**DIRECTIONS FOR THIS TASK:** Write the records out again, precisely as they stand.

**DATASET:**

Start

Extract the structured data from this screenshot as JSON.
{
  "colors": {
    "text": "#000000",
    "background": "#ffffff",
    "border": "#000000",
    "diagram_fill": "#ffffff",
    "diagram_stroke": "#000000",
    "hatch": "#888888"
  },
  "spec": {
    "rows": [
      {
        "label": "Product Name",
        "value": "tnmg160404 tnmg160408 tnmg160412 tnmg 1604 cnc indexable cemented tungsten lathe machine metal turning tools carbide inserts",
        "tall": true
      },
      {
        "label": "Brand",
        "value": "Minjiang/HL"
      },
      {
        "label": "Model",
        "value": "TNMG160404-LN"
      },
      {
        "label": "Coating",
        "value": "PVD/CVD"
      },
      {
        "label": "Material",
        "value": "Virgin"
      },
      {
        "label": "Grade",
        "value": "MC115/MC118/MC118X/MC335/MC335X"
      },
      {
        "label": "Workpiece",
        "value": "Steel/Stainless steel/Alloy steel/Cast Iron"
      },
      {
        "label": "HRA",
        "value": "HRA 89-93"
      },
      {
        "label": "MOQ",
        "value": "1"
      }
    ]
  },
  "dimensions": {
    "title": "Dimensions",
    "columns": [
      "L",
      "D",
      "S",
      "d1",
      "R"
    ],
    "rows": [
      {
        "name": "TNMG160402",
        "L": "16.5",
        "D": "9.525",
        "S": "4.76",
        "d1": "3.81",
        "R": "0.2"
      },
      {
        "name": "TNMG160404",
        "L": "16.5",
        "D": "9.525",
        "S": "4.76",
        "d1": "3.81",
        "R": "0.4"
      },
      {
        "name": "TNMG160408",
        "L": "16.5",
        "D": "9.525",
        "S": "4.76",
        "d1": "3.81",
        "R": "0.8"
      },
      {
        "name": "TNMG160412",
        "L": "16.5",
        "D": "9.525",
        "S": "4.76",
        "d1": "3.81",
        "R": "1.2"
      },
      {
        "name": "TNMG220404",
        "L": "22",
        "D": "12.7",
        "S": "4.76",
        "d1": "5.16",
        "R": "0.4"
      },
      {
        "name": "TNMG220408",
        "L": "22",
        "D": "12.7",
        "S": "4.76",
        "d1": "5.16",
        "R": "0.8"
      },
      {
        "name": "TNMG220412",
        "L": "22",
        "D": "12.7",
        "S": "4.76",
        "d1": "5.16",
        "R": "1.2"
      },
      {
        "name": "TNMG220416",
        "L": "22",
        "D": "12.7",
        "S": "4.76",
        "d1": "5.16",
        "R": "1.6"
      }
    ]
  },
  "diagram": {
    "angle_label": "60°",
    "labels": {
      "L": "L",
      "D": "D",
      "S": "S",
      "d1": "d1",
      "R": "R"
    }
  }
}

End

**WRITTEN ANSWER:**
Extract the structured data from this screenshot as JSON.
{
  "colors": {
    "text": "#000000",
    "background": "#ffffff",
    "border": "#000000",
    "diagram_fill": "#ffffff",
    "diagram_stroke": "#000000",
    "hatch": "#888888"
  },
  "spec": {
    "rows": [
      {
        "label": "Product Name",
        "value": "tnmg160404 tnmg160408 tnmg160412 tnmg 1604 cnc indexable cemented tungsten lathe machine metal turning tools carbide inserts",
        "tall": true
      },
      {
        "label": "Brand",
        "value": "Minjiang/HL"
      },
      {
        "label": "Model",
        "value": "TNMG160404-LN"
      },
      {
        "label": "Coating",
        "value": "PVD/CVD"
      },
      {
        "label": "Material",
        "value": "Virgin"
      },
      {
        "label": "Grade",
        "value": "MC115/MC118/MC118X/MC335/MC335X"
      },
      {
        "label": "Workpiece",
        "value": "Steel/Stainless steel/Alloy steel/Cast Iron"
      },
      {
        "label": "HRA",
        "value": "HRA 89-93"
      },
      {
        "label": "MOQ",
        "value": "1"
      }
    ]
  },
  "dimensions": {
    "title": "Dimensions",
    "columns": [
      "L",
      "D",
      "S",
      "d1",
      "R"
    ],
    "rows": [
      {
        "name": "TNMG160402",
        "L": "16.5",
        "D": "9.525",
        "S": "4.76",
        "d1": "3.81",
        "R": "0.2"
      },
      {
        "name": "TNMG160404",
        "L": "16.5",
        "D": "9.525",
        "S": "4.76",
        "d1": "3.81",
        "R": "0.4"
      },
      {
        "name": "TNMG160408",
        "L": "16.5",
        "D": "9.525",
        "S": "4.76",
        "d1": "3.81",
        "R": "0.8"
      },
      {
        "name": "TNMG160412",
        "L": "16.5",
        "D": "9.525",
        "S": "4.76",
        "d1": "3.81",
        "R": "1.2"
      },
      {
        "name": "TNMG220404",
        "L": "22",
        "D": "12.7",
        "S": "4.76",
        "d1": "5.16",
        "R": "0.4"
      },
      {
        "name": "TNMG220408",
        "L": "22",
        "D": "12.7",
        "S": "4.76",
        "d1": "5.16",
        "R": "0.8"
      },
      {
        "name": "TNMG220412",
        "L": "22",
        "D": "12.7",
        "S": "4.76",
        "d1": "5.16",
        "R": "1.2"
      },
      {
        "name": "TNMG220416",
        "L": "22",
        "D": "12.7",
        "S": "4.76",
        "d1": "5.16",
        "R": "1.6"
      }
    ]
  },
  "diagram": {
    "angle_label": "60°",
    "labels": {
      "L": "L",
      "D": "D",
      "S": "S",
      "d1": "d1",
      "R": "R"
    }
  }
}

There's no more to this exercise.